- **Job**:
All lines below must be repeated exactly, with the pictures omitted.

***

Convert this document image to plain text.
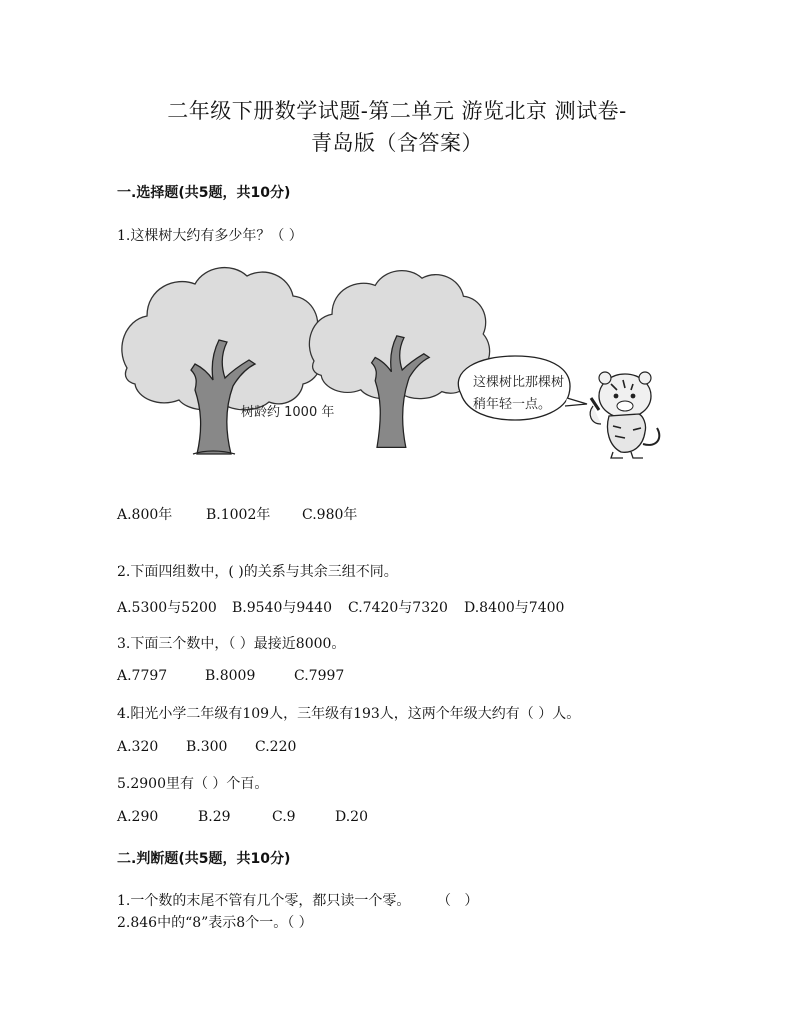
二年级下册数学试题-第二单元 游览北京 测试卷-
青岛版（含答案）
一.选择题(共5题，共10分)
1.这棵树大约有多少年？（ ）
树龄约 1000 年
这棵树比那棵树
稍年轻一点。
A.800年	B.1002年	C.980年
2.下面四组数中，( )的关系与其余三组不同。
A.5300与5200	B.9540与9440	C.7420与7320	D.8400与7400
3.下面三个数中，（ ）最接近8000。
A.7797	B.8009	C.7997
4.阳光小学二年级有109人，三年级有193人，这两个年级大约有（ ）人。
A.320	B.300	C.220
5.2900里有（ ）个百。
A.290	B.29	C.9	D.20
二.判断题(共5题，共10分)
1.一个数的末尾不管有几个零，都只读一个零。      （   ）
2.846中的“8”表示8个一。（ ）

***

- **Task result**:
Convert this document image to plain text.
二年级下册数学试题-第二单元 游览北京 测试卷-
青岛版（含答案）
一.选择题(共5题，共10分)
1.这棵树大约有多少年？（ ）
树龄约 1000 年
这棵树比那棵树
稍年轻一点。
A.800年	B.1002年	C.980年
2.下面四组数中，( )的关系与其余三组不同。
A.5300与5200	B.9540与9440	C.7420与7320	D.8400与7400
3.下面三个数中，（ ）最接近8000。
A.7797	B.8009	C.7997
4.阳光小学二年级有109人，三年级有193人，这两个年级大约有（ ）人。
A.320	B.300	C.220
5.2900里有（ ）个百。
A.290	B.29	C.9	D.20
二.判断题(共5题，共10分)
1.一个数的末尾不管有几个零，都只读一个零。      （   ）
2.846中的“8”表示8个一。（ ）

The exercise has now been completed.